| Exercise goal |
Rewrite the entries in the stretch from "department-name-link[interactable]: 心理健康: [11, 794, 67, 814]" through "tab-obgyn[interactable]: 妇产科: [476, 829, 531, 857]", replacing "department-name-link" with "dept-link" and leaving everything else unchanged.

— Start Exercise material —

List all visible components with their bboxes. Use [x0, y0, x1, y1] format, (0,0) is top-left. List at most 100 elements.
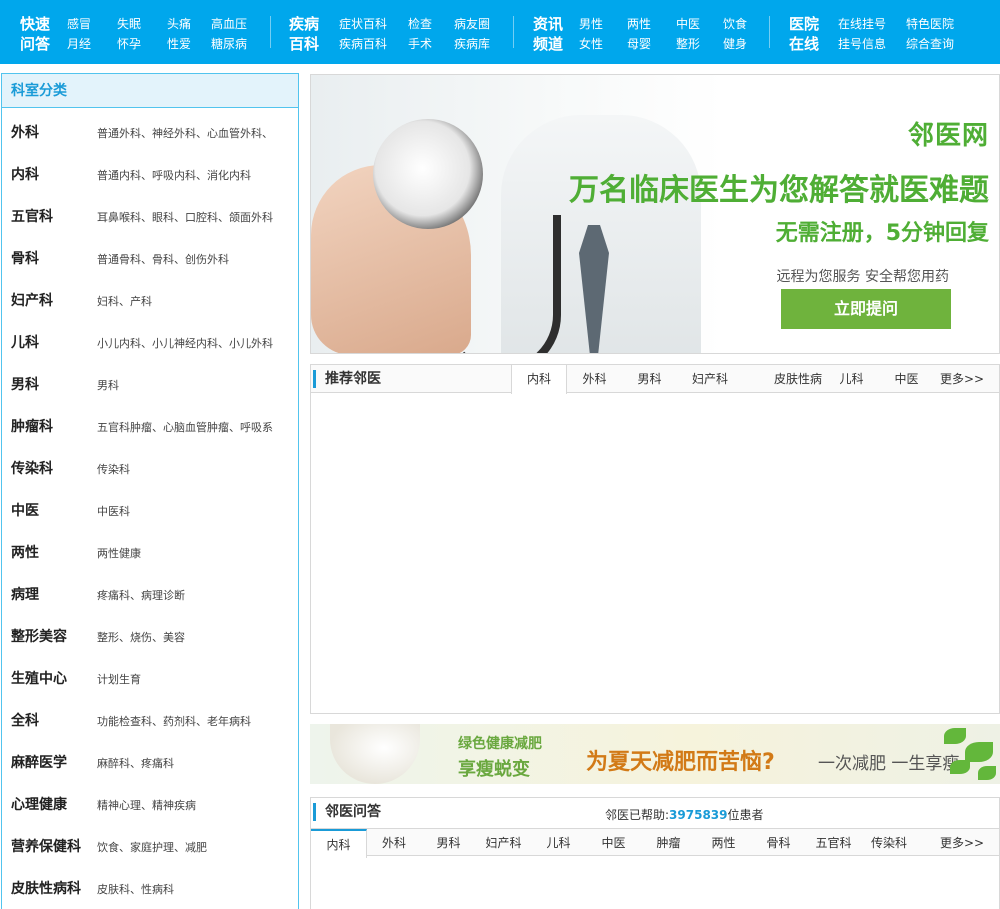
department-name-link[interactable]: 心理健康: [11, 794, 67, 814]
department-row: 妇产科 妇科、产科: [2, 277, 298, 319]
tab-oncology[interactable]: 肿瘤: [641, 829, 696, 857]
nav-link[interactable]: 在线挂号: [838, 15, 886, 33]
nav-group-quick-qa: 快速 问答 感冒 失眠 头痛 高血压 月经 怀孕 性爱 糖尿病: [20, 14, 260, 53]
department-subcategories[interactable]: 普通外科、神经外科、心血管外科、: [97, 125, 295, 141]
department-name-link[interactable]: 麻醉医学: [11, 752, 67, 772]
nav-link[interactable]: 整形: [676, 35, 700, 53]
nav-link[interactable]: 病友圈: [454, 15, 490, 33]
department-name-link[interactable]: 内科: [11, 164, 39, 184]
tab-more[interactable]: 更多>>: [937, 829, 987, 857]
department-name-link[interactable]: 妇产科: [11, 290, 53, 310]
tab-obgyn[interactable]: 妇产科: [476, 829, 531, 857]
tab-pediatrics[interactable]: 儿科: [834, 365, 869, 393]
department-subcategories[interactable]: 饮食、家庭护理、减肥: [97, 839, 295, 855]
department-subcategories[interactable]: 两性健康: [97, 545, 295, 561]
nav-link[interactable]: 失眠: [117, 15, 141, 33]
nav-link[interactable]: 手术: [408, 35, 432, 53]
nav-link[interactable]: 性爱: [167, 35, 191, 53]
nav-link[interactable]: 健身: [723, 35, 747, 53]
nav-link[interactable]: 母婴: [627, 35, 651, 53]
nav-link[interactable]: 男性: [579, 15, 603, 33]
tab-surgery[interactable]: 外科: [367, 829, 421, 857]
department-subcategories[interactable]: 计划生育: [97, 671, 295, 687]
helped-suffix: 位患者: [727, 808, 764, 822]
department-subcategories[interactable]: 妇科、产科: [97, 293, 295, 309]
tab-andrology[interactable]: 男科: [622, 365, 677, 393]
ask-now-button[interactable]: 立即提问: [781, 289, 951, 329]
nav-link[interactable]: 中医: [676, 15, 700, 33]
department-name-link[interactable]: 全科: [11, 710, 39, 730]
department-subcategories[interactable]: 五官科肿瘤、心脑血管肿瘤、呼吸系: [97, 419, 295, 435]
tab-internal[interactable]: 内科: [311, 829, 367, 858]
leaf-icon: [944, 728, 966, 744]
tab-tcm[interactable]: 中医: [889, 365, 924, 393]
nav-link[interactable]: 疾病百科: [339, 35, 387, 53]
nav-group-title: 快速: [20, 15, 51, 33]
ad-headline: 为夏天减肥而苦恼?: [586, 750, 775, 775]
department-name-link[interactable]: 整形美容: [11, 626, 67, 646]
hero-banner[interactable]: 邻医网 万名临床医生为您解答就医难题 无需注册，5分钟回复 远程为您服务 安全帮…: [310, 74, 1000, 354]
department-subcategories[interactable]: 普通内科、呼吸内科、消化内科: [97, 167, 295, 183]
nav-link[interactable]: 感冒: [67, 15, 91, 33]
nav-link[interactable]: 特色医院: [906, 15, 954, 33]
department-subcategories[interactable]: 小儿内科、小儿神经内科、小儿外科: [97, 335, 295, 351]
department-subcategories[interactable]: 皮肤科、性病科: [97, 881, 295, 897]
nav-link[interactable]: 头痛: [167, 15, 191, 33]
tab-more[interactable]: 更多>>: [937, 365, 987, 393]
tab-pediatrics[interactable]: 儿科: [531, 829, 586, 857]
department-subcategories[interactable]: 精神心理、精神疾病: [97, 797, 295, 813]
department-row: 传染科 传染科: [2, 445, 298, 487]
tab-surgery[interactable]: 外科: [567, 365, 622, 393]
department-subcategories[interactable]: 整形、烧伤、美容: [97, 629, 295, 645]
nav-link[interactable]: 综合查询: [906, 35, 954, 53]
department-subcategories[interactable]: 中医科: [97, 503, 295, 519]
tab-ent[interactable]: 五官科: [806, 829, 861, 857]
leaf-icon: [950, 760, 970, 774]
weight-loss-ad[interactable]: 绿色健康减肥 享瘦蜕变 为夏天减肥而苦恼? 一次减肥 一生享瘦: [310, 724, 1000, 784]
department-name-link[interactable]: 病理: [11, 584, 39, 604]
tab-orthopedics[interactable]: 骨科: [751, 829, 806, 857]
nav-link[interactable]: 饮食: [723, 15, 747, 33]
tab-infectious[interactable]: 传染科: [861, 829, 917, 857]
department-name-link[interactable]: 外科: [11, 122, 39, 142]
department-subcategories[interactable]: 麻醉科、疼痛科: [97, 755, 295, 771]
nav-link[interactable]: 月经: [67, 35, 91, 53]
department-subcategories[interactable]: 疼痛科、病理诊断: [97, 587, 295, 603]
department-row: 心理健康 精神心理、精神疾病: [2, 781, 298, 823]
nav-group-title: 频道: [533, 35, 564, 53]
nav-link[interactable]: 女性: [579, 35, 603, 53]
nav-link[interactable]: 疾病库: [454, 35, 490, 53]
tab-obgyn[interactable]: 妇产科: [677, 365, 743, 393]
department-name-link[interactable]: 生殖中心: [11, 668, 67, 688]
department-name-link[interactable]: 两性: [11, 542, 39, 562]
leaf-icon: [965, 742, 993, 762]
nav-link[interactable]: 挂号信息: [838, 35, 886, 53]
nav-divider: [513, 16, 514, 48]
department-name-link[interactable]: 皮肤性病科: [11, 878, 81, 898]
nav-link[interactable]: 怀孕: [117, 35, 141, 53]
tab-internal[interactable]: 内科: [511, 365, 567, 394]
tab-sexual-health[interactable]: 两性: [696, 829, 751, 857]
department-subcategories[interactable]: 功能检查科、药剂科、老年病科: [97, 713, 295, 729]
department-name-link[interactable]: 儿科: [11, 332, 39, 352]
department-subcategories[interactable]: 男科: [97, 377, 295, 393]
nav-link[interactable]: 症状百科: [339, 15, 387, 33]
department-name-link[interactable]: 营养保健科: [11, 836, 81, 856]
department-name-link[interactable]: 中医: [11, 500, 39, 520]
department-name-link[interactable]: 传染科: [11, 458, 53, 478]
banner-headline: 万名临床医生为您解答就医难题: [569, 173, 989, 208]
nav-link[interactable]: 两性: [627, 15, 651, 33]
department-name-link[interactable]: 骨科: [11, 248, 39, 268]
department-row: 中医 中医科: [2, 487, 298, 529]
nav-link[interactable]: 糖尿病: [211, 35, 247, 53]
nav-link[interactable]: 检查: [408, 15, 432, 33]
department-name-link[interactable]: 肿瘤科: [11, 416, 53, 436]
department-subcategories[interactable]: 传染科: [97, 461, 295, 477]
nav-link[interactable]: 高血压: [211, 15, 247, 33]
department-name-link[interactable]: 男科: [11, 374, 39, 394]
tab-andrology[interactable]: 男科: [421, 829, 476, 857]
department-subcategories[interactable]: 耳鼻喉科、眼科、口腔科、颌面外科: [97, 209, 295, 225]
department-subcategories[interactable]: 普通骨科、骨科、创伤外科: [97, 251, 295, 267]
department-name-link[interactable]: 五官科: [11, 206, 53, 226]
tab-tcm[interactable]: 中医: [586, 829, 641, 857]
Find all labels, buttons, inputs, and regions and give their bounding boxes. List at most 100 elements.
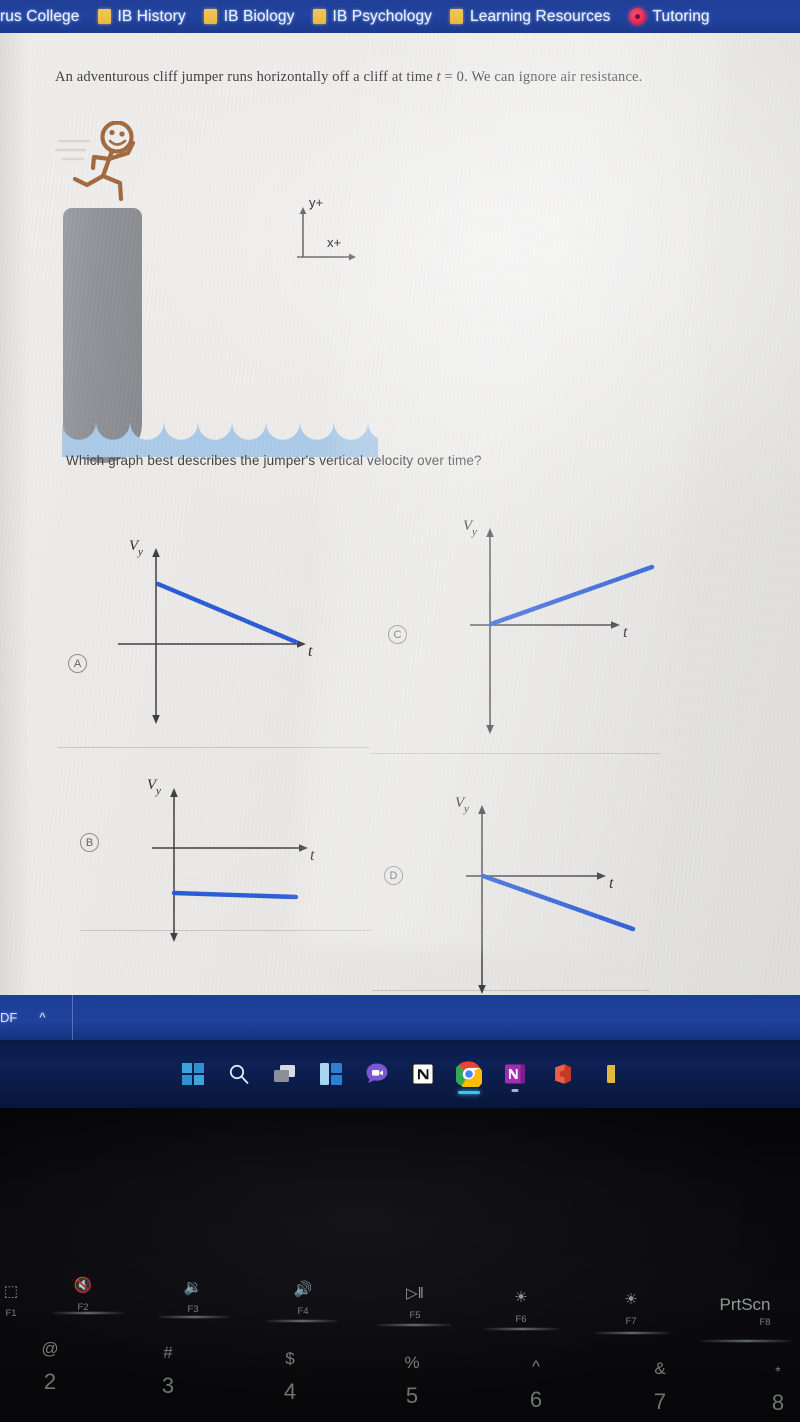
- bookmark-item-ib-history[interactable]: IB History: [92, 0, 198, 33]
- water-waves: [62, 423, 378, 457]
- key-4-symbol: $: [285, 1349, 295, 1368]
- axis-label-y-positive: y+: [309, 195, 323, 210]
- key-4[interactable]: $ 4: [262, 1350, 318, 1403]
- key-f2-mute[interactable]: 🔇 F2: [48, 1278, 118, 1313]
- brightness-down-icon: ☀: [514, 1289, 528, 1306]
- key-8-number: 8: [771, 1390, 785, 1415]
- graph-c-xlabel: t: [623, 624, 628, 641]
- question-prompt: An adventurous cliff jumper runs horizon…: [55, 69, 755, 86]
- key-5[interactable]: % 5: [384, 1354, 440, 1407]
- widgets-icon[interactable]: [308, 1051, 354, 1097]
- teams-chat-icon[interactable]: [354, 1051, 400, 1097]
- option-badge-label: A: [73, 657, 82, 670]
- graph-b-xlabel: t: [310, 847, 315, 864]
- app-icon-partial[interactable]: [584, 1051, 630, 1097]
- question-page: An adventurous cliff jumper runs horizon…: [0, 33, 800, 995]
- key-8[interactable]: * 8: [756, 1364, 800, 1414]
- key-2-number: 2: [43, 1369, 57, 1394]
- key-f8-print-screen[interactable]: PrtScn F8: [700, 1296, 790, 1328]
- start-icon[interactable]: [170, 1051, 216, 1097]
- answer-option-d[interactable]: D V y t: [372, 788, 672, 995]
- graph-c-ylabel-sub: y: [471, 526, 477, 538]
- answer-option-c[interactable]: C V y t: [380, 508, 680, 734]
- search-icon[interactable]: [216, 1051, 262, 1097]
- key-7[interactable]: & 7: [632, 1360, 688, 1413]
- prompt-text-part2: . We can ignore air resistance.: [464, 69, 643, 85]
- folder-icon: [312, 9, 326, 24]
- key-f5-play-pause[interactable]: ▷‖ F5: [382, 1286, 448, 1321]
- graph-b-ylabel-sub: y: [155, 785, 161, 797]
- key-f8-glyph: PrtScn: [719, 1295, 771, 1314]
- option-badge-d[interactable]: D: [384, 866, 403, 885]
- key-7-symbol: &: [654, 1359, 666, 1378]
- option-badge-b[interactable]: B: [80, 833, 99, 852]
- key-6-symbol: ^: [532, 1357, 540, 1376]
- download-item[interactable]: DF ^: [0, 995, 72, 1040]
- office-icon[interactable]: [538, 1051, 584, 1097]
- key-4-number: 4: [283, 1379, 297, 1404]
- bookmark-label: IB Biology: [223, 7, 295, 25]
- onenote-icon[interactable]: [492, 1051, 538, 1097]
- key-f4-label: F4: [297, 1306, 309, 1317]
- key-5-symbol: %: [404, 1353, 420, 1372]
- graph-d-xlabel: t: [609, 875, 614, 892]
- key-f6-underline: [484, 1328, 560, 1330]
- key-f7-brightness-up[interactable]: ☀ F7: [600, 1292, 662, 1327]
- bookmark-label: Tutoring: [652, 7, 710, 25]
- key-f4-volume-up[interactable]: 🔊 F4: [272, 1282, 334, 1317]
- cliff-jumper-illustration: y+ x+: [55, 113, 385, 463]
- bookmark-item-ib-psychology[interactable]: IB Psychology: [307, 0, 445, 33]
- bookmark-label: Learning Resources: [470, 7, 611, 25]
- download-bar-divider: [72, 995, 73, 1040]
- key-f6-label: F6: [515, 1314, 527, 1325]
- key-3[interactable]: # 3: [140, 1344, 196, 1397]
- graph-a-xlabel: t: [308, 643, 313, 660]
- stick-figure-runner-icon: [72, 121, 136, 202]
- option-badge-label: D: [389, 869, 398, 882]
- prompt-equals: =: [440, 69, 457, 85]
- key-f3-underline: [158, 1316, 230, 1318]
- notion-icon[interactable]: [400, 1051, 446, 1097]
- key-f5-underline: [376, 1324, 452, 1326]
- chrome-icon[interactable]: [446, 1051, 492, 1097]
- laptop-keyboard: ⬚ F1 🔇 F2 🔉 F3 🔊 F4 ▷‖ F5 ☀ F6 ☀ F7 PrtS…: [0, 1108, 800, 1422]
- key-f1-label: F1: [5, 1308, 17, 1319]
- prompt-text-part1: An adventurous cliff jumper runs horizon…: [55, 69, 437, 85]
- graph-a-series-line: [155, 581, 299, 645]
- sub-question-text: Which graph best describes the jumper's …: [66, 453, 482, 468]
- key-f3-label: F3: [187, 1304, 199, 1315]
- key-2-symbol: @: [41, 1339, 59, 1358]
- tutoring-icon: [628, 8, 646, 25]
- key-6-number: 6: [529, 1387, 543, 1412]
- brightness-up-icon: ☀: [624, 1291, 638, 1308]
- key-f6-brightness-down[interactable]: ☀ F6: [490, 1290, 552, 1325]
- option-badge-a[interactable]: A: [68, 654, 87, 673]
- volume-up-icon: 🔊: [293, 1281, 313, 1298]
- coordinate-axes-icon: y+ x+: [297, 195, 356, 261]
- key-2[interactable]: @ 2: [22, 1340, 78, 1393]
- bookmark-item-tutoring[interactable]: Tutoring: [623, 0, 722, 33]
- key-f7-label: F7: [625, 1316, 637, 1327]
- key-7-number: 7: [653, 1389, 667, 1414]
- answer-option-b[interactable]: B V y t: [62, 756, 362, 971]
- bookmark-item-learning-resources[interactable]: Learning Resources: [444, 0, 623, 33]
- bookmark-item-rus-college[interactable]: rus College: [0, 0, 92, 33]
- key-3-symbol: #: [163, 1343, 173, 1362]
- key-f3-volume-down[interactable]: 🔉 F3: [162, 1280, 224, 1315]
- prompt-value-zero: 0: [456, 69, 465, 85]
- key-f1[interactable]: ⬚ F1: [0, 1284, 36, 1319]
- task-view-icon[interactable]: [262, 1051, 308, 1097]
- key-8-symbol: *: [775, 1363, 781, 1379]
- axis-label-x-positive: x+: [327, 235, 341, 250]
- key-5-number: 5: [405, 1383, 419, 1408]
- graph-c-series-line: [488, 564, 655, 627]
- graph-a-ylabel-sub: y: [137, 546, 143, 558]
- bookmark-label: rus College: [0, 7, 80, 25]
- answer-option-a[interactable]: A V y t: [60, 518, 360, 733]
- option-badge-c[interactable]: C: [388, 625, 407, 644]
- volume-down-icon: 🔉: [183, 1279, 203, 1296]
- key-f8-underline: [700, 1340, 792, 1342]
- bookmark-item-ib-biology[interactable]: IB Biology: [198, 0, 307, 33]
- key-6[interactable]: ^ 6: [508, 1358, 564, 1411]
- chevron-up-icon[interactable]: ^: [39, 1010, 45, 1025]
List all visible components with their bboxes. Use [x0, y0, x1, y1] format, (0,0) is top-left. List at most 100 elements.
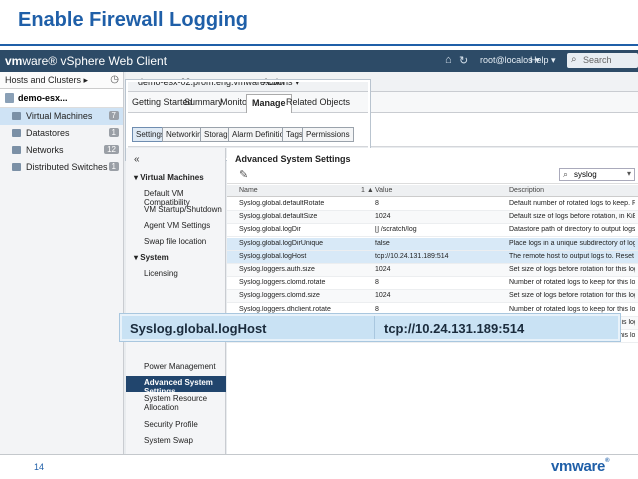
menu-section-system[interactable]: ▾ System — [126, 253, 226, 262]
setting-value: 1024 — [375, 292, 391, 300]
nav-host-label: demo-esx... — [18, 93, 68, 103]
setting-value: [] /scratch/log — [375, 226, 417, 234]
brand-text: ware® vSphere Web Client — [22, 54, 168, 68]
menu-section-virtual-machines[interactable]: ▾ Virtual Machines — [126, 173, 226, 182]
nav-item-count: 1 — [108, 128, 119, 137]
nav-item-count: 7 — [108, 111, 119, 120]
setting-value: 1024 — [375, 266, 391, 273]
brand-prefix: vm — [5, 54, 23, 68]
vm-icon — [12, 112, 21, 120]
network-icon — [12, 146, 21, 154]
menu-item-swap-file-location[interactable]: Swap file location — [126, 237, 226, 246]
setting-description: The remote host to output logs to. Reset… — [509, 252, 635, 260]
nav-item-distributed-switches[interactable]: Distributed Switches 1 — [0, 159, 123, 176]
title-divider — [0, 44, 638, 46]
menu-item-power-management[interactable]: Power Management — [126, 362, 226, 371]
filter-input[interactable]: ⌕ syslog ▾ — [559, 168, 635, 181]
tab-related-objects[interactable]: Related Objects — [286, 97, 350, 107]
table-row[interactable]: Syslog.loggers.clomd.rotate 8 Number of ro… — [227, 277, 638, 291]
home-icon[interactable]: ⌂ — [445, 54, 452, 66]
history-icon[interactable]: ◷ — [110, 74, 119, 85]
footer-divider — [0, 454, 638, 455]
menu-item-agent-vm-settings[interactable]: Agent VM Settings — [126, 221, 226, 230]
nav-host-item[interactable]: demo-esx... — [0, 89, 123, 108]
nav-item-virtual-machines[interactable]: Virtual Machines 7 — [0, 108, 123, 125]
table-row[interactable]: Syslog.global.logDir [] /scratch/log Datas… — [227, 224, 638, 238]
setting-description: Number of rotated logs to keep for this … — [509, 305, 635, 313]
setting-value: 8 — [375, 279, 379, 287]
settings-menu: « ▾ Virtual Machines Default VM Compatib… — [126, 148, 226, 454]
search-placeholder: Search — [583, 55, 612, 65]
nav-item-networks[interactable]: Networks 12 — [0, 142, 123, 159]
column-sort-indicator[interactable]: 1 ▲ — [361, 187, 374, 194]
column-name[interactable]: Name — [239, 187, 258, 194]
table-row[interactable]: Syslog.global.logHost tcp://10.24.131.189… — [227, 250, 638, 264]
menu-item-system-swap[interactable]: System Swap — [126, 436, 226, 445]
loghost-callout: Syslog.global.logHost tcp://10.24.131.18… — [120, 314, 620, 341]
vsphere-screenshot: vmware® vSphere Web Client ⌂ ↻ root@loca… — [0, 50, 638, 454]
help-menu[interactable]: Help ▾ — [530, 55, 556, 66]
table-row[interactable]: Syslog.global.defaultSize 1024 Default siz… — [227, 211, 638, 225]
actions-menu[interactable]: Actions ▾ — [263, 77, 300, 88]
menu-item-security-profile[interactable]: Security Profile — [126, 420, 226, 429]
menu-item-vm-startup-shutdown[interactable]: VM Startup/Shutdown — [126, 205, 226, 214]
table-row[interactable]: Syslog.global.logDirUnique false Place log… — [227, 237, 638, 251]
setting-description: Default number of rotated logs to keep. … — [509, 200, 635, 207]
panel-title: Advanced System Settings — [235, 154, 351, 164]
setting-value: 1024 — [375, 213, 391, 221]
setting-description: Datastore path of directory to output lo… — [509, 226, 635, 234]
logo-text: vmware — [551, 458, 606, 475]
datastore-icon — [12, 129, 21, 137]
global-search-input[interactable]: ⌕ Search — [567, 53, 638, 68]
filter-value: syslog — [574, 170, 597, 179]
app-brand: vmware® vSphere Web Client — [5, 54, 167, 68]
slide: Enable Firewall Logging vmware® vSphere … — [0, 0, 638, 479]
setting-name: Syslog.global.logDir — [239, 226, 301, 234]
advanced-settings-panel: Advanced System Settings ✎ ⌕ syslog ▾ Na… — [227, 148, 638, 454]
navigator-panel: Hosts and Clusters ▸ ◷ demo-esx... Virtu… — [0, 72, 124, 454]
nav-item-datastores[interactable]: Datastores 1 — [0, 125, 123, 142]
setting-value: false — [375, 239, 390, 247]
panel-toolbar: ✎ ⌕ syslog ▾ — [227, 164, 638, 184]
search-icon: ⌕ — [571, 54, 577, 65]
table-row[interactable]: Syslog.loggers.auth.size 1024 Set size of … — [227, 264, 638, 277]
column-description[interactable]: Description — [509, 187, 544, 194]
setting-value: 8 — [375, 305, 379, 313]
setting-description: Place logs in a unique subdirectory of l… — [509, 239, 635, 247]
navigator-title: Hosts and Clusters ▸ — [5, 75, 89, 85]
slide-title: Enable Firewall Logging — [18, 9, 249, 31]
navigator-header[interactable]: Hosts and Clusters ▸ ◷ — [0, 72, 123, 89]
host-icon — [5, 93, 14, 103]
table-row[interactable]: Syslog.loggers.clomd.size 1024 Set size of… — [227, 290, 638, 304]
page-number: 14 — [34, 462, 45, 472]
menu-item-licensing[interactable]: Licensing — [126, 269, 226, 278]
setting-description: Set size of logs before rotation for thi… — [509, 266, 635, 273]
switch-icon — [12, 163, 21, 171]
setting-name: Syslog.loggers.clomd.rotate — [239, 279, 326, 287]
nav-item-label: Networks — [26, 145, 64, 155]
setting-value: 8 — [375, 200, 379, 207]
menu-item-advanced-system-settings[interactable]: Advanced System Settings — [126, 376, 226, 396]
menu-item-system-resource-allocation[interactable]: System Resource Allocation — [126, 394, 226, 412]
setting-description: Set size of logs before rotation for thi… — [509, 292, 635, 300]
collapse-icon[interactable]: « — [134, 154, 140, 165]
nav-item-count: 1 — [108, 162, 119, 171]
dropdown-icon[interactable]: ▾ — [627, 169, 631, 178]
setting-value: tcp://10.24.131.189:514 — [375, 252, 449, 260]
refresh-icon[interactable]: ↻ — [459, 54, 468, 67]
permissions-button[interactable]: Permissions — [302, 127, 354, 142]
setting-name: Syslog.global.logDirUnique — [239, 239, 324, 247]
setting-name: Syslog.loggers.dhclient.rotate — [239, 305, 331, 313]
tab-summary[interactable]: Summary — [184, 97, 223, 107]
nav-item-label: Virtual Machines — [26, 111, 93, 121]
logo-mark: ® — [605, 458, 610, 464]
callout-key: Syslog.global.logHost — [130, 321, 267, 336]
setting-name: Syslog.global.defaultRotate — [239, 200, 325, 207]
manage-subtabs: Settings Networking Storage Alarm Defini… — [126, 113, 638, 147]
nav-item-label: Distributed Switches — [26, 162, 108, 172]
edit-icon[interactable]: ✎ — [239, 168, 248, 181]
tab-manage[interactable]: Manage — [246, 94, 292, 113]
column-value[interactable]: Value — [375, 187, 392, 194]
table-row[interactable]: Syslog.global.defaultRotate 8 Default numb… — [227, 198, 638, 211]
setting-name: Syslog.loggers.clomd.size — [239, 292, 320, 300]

— End Exercise material —

| Answer for this exercise |
dept-link[interactable]: 心理健康: [11, 794, 67, 814]
department-row: 妇产科 妇科、产科: [2, 277, 298, 319]
tab-oncology[interactable]: 肿瘤: [641, 829, 696, 857]
nav-link[interactable]: 在线挂号: [838, 15, 886, 33]
nav-group-quick-qa: 快速 问答 感冒 失眠 头痛 高血压 月经 怀孕 性爱 糖尿病: [20, 14, 260, 53]
department-subcategories[interactable]: 普通外科、神经外科、心血管外科、: [97, 125, 295, 141]
dept-link[interactable]: 麻醉医学: [11, 752, 67, 772]
nav-link[interactable]: 整形: [676, 35, 700, 53]
nav-link[interactable]: 病友圈: [454, 15, 490, 33]
dept-link[interactable]: 内科: [11, 164, 39, 184]
tab-more[interactable]: 更多>>: [937, 829, 987, 857]
dept-link[interactable]: 妇产科: [11, 290, 53, 310]
tab-obgyn[interactable]: 妇产科: [476, 829, 531, 857]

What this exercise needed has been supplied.